--- begin ---
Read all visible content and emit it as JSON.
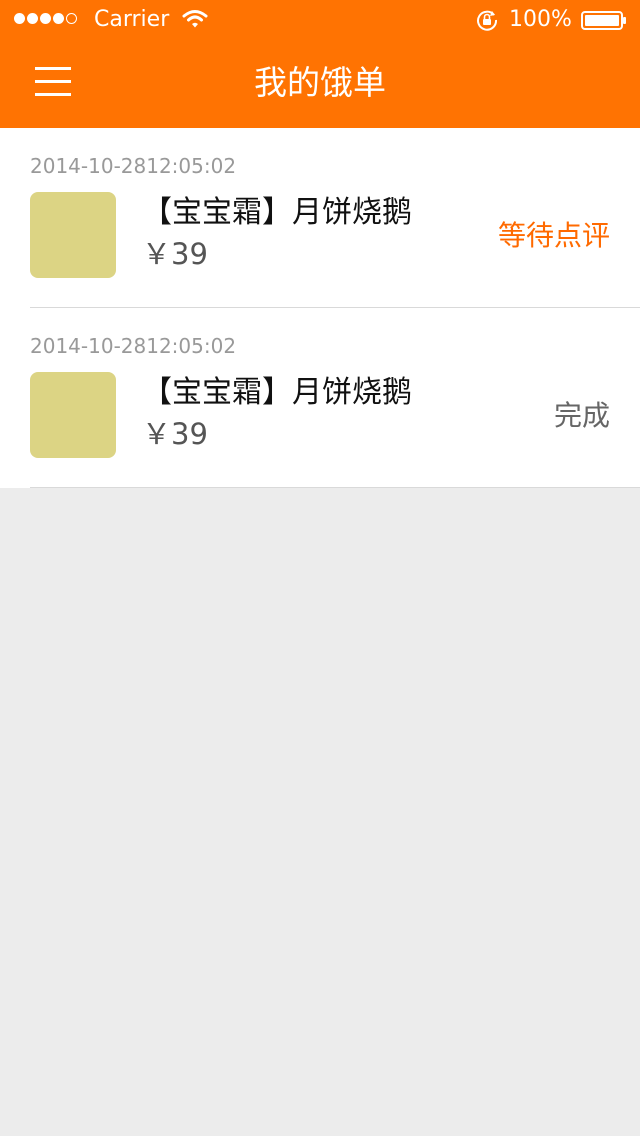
{
  "status_bar": {
    "carrier": "Carrier",
    "battery": "100%",
    "icons": [
      "signal-dots-icon",
      "wifi-icon",
      "rotation-lock-icon",
      "battery-icon"
    ]
  },
  "header": {
    "title": "我的饿单",
    "menu_icon": "hamburger-menu-icon",
    "background_color": "#ff7302"
  },
  "orders": [
    {
      "date": "2014-10-2812:05:02",
      "name": "【宝宝霜】月饼烧鹅",
      "price": "￥39",
      "status": "等待点评",
      "status_color": "#ff6a00"
    },
    {
      "date": "2014-10-2812:05:02",
      "name": "【宝宝霜】月饼烧鹅",
      "price": "￥39",
      "status": "完成",
      "status_color": "#666666"
    }
  ]
}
--- end ---
• TASK DETAILS: Reproduce the whole listing word for word, setting aside any pictures.

• WRITTEN RESPONSE:
Read all visible content and emit it as JSON.
{
  "status_bar": {
    "carrier": "Carrier",
    "battery": "100%",
    "icons": [
      "signal-dots-icon",
      "wifi-icon",
      "rotation-lock-icon",
      "battery-icon"
    ]
  },
  "header": {
    "title": "我的饿单",
    "menu_icon": "hamburger-menu-icon",
    "background_color": "#ff7302"
  },
  "orders": [
    {
      "date": "2014-10-2812:05:02",
      "name": "【宝宝霜】月饼烧鹅",
      "price": "￥39",
      "status": "等待点评",
      "status_color": "#ff6a00"
    },
    {
      "date": "2014-10-2812:05:02",
      "name": "【宝宝霜】月饼烧鹅",
      "price": "￥39",
      "status": "完成",
      "status_color": "#666666"
    }
  ]
}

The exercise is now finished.